* _Work to complete_: How many lines in this data contain the string "upper"? Reply with the number only.

-- Start of Working data --

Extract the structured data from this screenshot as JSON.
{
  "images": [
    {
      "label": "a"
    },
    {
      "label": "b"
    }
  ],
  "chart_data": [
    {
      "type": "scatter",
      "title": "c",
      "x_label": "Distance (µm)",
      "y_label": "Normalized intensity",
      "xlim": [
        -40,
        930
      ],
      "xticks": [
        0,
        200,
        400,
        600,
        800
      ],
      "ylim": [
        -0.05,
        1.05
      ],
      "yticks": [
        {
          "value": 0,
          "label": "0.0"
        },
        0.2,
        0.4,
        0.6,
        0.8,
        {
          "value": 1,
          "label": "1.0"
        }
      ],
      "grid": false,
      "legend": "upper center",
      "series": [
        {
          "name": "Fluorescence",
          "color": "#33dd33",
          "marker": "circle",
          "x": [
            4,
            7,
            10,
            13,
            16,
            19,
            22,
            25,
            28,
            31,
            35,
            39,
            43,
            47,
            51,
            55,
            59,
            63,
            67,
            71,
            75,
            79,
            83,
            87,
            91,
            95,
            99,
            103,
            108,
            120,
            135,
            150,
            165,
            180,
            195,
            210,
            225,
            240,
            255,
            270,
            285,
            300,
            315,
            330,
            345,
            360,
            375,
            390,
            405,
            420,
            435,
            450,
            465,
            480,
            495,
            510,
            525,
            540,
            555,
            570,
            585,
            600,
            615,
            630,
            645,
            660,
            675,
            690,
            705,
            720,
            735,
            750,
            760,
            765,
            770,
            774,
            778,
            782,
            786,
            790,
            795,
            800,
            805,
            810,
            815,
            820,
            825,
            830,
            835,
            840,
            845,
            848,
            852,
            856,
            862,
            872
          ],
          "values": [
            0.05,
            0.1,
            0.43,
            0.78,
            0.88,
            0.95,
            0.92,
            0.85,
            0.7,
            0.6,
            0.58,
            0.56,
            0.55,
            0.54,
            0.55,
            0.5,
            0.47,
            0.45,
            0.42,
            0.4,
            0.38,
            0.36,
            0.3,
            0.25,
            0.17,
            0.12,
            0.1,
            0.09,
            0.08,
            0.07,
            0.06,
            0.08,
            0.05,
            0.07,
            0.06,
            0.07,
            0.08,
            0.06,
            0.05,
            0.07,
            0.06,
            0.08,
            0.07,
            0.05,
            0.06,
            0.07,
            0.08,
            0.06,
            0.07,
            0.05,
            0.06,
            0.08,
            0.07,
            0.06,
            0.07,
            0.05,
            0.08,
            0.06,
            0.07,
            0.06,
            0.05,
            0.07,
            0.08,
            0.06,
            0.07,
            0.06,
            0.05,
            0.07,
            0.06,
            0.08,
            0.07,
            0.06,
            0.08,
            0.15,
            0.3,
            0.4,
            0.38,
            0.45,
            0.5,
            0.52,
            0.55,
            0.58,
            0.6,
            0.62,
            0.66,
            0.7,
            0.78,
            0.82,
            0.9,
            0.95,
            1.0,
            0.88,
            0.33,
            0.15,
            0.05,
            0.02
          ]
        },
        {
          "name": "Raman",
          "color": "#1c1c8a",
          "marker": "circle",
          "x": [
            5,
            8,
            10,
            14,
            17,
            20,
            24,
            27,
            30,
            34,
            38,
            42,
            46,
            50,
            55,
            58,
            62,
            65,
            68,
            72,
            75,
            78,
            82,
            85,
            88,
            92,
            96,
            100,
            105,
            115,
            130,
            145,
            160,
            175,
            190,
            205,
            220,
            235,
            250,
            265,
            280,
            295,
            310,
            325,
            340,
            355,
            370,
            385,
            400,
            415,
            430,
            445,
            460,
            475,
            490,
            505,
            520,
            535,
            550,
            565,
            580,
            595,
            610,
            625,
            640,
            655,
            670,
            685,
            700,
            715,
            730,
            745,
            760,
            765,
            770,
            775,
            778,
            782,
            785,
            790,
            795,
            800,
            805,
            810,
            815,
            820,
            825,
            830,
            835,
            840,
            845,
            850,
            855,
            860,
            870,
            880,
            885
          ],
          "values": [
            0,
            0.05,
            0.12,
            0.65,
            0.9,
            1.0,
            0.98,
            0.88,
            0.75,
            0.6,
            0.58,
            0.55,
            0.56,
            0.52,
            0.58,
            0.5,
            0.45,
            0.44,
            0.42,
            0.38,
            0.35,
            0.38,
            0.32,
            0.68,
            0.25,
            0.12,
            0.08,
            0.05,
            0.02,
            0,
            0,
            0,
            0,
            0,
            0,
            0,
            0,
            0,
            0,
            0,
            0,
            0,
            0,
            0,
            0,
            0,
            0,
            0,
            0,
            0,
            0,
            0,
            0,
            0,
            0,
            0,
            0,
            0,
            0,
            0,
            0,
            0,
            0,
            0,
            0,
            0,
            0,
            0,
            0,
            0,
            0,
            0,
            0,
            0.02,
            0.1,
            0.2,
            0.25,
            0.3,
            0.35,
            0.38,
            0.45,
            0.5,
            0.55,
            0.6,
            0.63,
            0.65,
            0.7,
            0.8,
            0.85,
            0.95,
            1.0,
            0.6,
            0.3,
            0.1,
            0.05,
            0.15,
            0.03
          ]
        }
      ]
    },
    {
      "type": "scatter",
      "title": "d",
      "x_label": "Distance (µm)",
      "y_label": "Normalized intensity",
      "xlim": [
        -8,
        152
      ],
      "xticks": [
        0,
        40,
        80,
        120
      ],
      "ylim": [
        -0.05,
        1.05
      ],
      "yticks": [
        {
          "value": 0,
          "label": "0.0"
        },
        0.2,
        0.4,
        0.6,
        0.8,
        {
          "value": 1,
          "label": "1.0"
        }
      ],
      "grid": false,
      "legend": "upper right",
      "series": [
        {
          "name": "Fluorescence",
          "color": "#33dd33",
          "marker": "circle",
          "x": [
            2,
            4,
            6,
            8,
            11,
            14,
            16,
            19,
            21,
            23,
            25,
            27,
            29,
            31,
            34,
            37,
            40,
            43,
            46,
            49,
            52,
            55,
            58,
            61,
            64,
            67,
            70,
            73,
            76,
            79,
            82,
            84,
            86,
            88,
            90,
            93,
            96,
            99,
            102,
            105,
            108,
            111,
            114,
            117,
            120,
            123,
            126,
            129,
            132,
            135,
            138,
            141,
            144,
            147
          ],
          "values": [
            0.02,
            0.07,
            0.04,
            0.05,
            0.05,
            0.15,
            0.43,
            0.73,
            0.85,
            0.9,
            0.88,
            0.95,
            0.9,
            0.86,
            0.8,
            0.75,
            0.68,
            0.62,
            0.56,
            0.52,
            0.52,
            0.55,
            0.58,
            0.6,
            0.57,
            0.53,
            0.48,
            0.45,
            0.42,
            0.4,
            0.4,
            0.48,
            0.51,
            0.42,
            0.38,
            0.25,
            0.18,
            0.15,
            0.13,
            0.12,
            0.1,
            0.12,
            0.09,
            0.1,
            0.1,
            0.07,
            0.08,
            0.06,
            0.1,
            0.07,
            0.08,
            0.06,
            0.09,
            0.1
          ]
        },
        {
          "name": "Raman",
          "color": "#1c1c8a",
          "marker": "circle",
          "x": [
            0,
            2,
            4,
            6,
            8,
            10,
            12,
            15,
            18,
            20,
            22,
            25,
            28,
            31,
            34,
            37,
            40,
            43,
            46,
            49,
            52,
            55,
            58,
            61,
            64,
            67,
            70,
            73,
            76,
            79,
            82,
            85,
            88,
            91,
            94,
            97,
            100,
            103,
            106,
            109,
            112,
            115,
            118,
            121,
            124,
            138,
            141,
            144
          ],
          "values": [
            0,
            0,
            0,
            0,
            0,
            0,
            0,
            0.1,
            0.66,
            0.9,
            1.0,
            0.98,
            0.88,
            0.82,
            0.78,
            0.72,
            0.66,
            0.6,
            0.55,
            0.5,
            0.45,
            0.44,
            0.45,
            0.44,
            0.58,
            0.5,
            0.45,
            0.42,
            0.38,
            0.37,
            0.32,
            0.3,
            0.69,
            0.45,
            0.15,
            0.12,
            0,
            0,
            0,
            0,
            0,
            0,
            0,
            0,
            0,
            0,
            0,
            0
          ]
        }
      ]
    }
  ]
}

-- End of Working data --

* _Written answer_: 2